== PROVIDED RECORDS

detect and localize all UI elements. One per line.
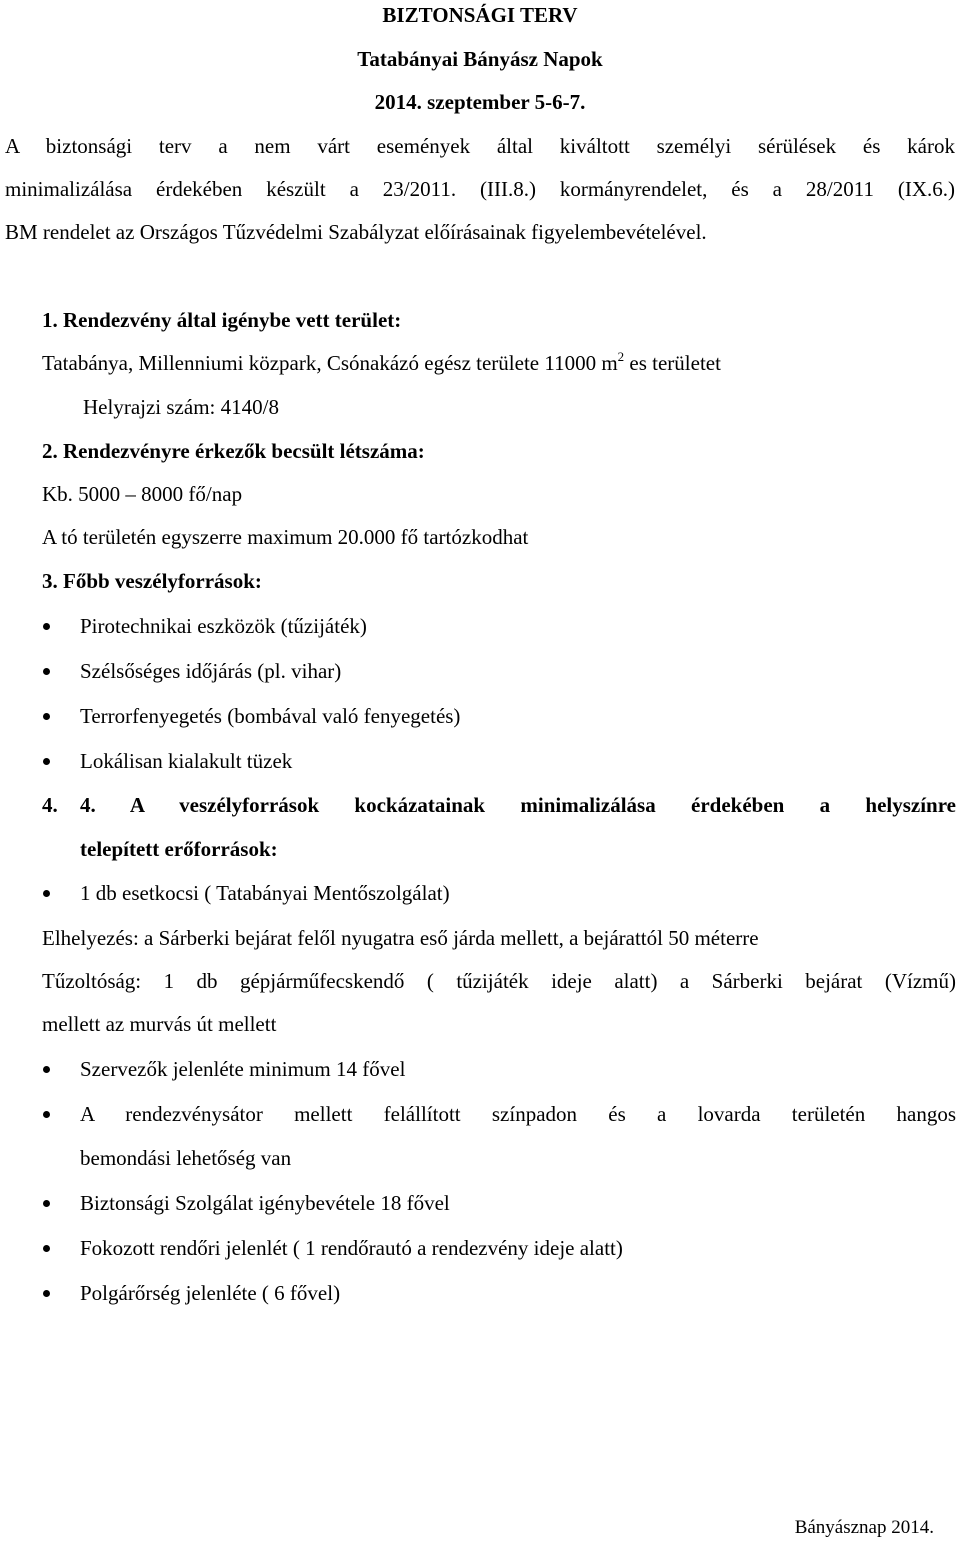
bullet-icon bbox=[43, 713, 50, 720]
resource-item: Polgárőrség jelenléte ( 6 fővel) bbox=[80, 1281, 341, 1305]
attendance-estimate: Kb. 5000 – 8000 fő/nap bbox=[42, 482, 243, 506]
section-4-heading-line-1: 4. A veszélyforrások kockázatainak minimalizálása érdekében a helyszínre bbox=[80, 793, 956, 817]
bullet-icon bbox=[43, 623, 50, 630]
bullet-icon bbox=[43, 1111, 50, 1118]
resource-item: A rendezvénysátor mellett felállított színpadon és a lovarda területén hangos bbox=[80, 1102, 956, 1126]
hazard-item: Szélsőséges időjárás (pl. vihar) bbox=[80, 659, 342, 683]
bullet-icon bbox=[43, 890, 50, 897]
bullet-icon bbox=[43, 668, 50, 675]
section-4-heading-line-2: telepített erőforrások: bbox=[80, 837, 278, 861]
intro-line-2: minimalizálása érdekében készült a 23/2011. (III.8.) kormányrendelet, és a 28/2011 (IX.6.) bbox=[5, 177, 955, 201]
resource-item: Fokozott rendőri jelenlét ( 1 rendőrautó a rendezvény ideje alatt) bbox=[80, 1236, 623, 1260]
fire-brigade-line-2: mellett az murvás út mellett bbox=[42, 1012, 277, 1036]
bullet-icon bbox=[43, 758, 50, 765]
section-1-heading: 1. Rendezvény által igénybe vett terület: bbox=[42, 308, 402, 332]
document-title: BIZTONSÁGI TERV bbox=[382, 3, 578, 27]
bullet-icon bbox=[43, 1245, 50, 1252]
section-2-heading: 2. Rendezvényre érkezők becsült létszáma: bbox=[42, 439, 425, 463]
resource-item: Szervezők jelenléte minimum 14 fővel bbox=[80, 1057, 406, 1081]
resource-item-continuation: bemondási lehetőség van bbox=[80, 1146, 292, 1170]
area-unit-exponent: 2 bbox=[617, 349, 625, 364]
ambulance-placement: Elhelyezés: a Sárberki bejárat felől nyugatra eső járda mellett, a bejárattól 50 méterre bbox=[42, 926, 759, 950]
intro-line-1: A biztonsági terv a nem várt események által kiváltott személyi sérülések és károk bbox=[5, 134, 955, 158]
bullet-icon bbox=[43, 1290, 50, 1297]
page-footer: Bányásznap 2014. bbox=[794, 1517, 934, 1538]
hazard-item: Lokálisan kialakult tüzek bbox=[80, 749, 293, 773]
intro-line-3: BM rendelet az Országos Tűzvédelmi Szabályzat előírásainak figyelembevételével. bbox=[5, 220, 707, 244]
attendance-maximum: A tó területén egyszerre maximum 20.000 fő tartózkodhat bbox=[42, 525, 529, 549]
bullet-icon bbox=[43, 1066, 50, 1073]
resource-ambulance: 1 db esetkocsi ( Tatabányai Mentőszolgálat) bbox=[80, 881, 450, 905]
parcel-number: Helyrajzi szám: 4140/8 bbox=[83, 395, 279, 419]
fire-brigade-line-1: Tűzoltóság: 1 db gépjárműfecskendő ( tűzijáték ideje alatt) a Sárberki bejárat (Vízmű) bbox=[42, 969, 956, 993]
section-3-heading: 3. Főbb veszélyforrások: bbox=[42, 569, 262, 593]
event-date: 2014. szeptember 5-6-7. bbox=[374, 90, 586, 114]
resource-item: Biztonsági Szolgálat igénybevétele 18 fővel bbox=[80, 1191, 450, 1215]
hazard-item: Terrorfenyegetés (bombával való fenyegetés) bbox=[80, 704, 461, 728]
area-description: Tatabánya, Millenniumi közpark, Csónakázó egész területe 11000 $m^2$ es területet bbox=[42, 349, 721, 375]
hazard-item: Pirotechnikai eszközök (tűzijáték) bbox=[80, 614, 367, 638]
section-4-number: 4. bbox=[42, 793, 58, 817]
bullet-icon bbox=[43, 1200, 50, 1207]
event-name: Tatabányai Bányász Napok bbox=[357, 47, 603, 71]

====

Put the entries above into a Markdown table with the columns No. and Line, starting with the line that contains "bullet-icon bbox=[43, 713, 50, 720]" and going on through the line that contains "intro-line-3: BM rendelet". Leave out any blank lines.

| No. | Line |
|---|---|
| 1 | bullet-icon bbox=[43, 713, 50, 720] |
| 2 | resource-item: Polgárőrség jelenléte ( 6 fővel) bbox=[80, 1281, 341, 1305] |
| 3 | attendance-estimate: Kb. 5000 – 8000 fő/nap bbox=[42, 482, 243, 506] |
| 4 | section-4-heading-line-1: 4. A veszélyforrások kockázatainak minimalizálása érdekében a helyszínre bbox=[80, 793, 956, 817] |
| 5 | bullet-icon bbox=[43, 623, 50, 630] |
| 6 | bullet-icon bbox=[43, 1111, 50, 1118] |
| 7 | resource-item: A rendezvénysátor mellett felállított színpadon és a lovarda területén hangos bbox=[80, 1102, 956, 1126] |
| 8 | hazard-item: Szélsőséges időjárás (pl. vihar) bbox=[80, 659, 342, 683] |
| 9 | bullet-icon bbox=[43, 890, 50, 897] |
| 10 | bullet-icon bbox=[43, 668, 50, 675] |
| 11 | section-4-heading-line-2: telepített erőforrások: bbox=[80, 837, 278, 861] |
| 12 | intro-line-2: minimalizálása érdekében készült a 23/2011. (III.8.) kormányrendelet, és a 28/2011 (IX.6.) bbox=[5, 177, 955, 201] |
| 13 | resource-item: Fokozott rendőri jelenlét ( 1 rendőrautó a rendezvény ideje alatt) bbox=[80, 1236, 623, 1260] |
| 14 | fire-brigade-line-2: mellett az murvás út mellett bbox=[42, 1012, 277, 1036] |
| 15 | bullet-icon bbox=[43, 758, 50, 765] |
| 16 | section-1-heading: 1. Rendezvény által igénybe vett terület: bbox=[42, 308, 402, 332] |
| 17 | document-title: BIZTONSÁGI TERV bbox=[382, 3, 578, 27] |
| 18 | bullet-icon bbox=[43, 1245, 50, 1252] |
| 19 | section-2-heading: 2. Rendezvényre érkezők becsült létszáma: bbox=[42, 439, 425, 463] |
| 20 | resource-item: Szervezők jelenléte minimum 14 fővel bbox=[80, 1057, 406, 1081] |
| 21 | resource-item-continuation: bemondási lehetőség van bbox=[80, 1146, 292, 1170] |
| 22 | area-unit-exponent: 2 bbox=[617, 349, 625, 364] |
| 23 | ambulance-placement: Elhelyezés: a Sárberki bejárat felől nyugatra eső járda mellett, a bejárattól 50 méterre bbox=[42, 926, 759, 950] |
| 24 | intro-line-1: A biztonsági terv a nem várt események által kiváltott személyi sérülések és károk bbox=[5, 134, 955, 158] |
| 25 | bullet-icon bbox=[43, 1290, 50, 1297] |
| 26 | page-footer: Bányásznap 2014. bbox=[794, 1517, 934, 1538] |
| 27 | hazard-item: Lokálisan kialakult tüzek bbox=[80, 749, 293, 773] |
| 28 | intro-line-3: BM rendelet az Országos Tűzvédelmi Szabályzat előírásainak figyelembevételével. bbox=[5, 220, 707, 244] |